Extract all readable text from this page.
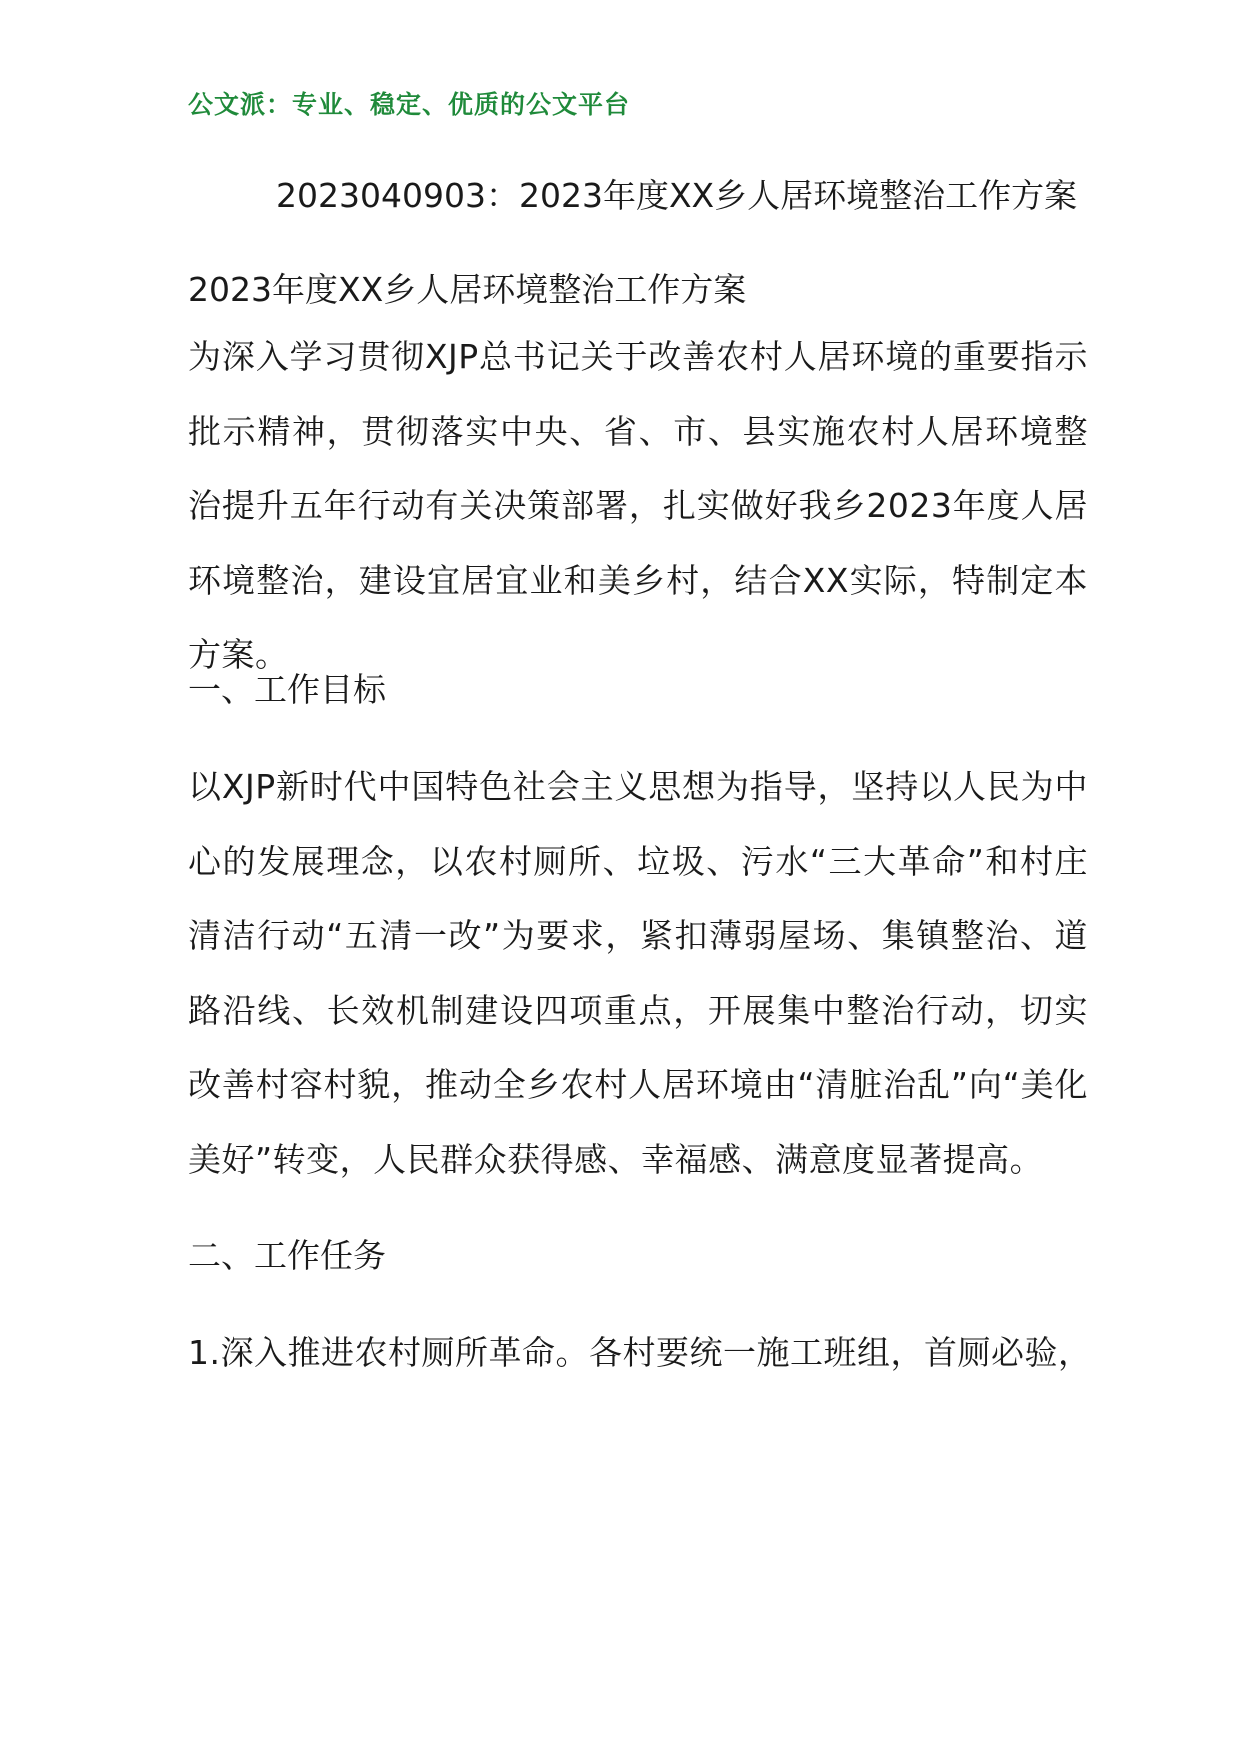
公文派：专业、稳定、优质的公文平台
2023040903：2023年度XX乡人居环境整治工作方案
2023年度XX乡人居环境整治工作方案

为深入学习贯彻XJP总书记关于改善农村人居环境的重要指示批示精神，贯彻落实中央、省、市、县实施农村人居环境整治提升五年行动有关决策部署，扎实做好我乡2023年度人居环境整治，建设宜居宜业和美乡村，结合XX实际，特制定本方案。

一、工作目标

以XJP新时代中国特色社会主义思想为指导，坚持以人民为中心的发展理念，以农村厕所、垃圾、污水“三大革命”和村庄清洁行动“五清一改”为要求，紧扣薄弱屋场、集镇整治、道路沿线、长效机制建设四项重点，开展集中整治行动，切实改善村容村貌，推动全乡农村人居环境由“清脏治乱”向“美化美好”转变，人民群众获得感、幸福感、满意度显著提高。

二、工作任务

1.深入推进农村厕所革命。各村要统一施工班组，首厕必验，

···

== WHAT NEEDS TO BE DONE ==
Apart from the pictures, the entries above are to be repeated in full and exactly.

== RESPONSE TO THIS TASK ==
Extract all readable text from this page.
公文派：专业、稳定、优质的公文平台
2023040903：2023年度XX乡人居环境整治工作方案
2023年度XX乡人居环境整治工作方案

为深入学习贯彻XJP总书记关于改善农村人居环境的重要指示批示精神，贯彻落实中央、省、市、县实施农村人居环境整治提升五年行动有关决策部署，扎实做好我乡2023年度人居环境整治，建设宜居宜业和美乡村，结合XX实际，特制定本方案。

一、工作目标

以XJP新时代中国特色社会主义思想为指导，坚持以人民为中心的发展理念，以农村厕所、垃圾、污水“三大革命”和村庄清洁行动“五清一改”为要求，紧扣薄弱屋场、集镇整治、道路沿线、长效机制建设四项重点，开展集中整治行动，切实改善村容村貌，推动全乡农村人居环境由“清脏治乱”向“美化美好”转变，人民群众获得感、幸福感、满意度显著提高。

二、工作任务

1.深入推进农村厕所革命。各村要统一施工班组，首厕必验，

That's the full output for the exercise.